= EXERCISE GOAL =
Find each line with the string "Always" and copy it.

[Dataset entries on figures]
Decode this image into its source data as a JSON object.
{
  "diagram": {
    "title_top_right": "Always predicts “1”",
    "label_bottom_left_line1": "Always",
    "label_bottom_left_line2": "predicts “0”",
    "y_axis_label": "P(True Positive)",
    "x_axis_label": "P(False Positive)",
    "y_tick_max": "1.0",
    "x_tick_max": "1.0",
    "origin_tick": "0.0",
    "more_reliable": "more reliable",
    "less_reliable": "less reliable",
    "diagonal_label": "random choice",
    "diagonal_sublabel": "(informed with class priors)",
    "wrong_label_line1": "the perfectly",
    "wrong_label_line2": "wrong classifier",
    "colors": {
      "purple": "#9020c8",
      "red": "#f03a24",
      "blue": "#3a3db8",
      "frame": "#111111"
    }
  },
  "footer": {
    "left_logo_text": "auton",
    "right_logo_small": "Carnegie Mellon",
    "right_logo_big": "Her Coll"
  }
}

= OUTPUT OF THE TASK =
    "title_top_right": "Always predicts “1”",
    "label_bottom_left_line1": "Always",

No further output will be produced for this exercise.